* **Data supplied**

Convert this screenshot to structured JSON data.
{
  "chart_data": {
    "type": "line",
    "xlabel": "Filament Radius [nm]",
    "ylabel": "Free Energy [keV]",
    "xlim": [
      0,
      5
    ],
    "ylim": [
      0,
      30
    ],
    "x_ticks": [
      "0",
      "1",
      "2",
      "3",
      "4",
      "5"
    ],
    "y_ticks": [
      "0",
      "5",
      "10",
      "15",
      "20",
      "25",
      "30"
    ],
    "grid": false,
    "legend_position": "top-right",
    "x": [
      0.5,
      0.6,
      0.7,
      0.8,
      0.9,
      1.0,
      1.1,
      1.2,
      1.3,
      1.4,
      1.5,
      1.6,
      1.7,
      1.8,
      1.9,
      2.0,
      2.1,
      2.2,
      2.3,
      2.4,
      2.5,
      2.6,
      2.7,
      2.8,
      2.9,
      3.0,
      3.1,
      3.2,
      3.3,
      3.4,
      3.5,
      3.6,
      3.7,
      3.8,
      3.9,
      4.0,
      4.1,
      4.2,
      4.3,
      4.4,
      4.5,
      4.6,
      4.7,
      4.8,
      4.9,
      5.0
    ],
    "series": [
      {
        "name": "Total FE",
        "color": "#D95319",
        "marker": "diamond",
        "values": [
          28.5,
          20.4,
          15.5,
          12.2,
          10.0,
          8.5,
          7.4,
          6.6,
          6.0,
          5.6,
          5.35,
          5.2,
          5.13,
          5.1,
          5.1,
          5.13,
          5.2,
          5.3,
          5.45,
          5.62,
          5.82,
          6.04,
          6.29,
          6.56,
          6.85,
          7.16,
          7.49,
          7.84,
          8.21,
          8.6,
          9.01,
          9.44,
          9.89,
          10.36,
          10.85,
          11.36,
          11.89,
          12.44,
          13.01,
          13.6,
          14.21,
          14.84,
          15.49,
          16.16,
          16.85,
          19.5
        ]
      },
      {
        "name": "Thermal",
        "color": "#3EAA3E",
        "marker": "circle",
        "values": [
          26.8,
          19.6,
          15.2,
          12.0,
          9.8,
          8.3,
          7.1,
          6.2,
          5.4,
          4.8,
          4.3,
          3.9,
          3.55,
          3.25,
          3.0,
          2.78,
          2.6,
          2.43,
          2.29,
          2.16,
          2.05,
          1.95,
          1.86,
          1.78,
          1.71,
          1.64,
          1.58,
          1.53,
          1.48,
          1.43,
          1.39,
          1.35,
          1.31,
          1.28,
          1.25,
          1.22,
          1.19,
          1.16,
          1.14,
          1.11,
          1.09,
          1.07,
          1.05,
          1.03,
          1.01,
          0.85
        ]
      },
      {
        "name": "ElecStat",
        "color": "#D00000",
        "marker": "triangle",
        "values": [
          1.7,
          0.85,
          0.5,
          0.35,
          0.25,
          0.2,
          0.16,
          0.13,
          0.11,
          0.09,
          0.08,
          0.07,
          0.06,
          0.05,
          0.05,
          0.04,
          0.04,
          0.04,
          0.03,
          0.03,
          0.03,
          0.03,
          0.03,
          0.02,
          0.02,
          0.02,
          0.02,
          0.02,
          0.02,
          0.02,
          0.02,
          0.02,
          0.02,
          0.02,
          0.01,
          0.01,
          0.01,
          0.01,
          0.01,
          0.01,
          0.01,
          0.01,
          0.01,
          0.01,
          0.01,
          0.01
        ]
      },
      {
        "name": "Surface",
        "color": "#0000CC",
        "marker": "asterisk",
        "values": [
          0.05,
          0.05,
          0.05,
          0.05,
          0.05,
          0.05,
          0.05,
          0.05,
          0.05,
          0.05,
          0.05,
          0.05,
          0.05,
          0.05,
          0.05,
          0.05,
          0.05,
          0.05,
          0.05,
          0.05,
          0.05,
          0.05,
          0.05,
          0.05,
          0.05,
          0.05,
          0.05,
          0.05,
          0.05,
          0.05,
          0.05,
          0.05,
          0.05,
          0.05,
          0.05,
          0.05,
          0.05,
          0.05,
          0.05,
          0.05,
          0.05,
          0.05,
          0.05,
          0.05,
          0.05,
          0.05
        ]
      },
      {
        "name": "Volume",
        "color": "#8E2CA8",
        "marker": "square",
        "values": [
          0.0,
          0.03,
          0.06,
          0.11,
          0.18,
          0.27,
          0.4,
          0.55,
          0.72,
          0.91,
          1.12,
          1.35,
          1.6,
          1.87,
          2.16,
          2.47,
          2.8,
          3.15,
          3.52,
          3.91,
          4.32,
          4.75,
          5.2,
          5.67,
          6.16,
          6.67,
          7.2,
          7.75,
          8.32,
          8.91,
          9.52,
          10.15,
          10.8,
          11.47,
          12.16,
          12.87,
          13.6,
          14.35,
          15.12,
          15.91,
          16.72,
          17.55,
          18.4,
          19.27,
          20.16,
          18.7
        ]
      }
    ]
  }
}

* **Description of the task**
Gather up every line in the data above that contains the word "marker", copying each one.

* **Written response**
        "marker": "diamond",
        "marker": "circle",
        "marker": "triangle",
        "marker": "asterisk",
        "marker": "square",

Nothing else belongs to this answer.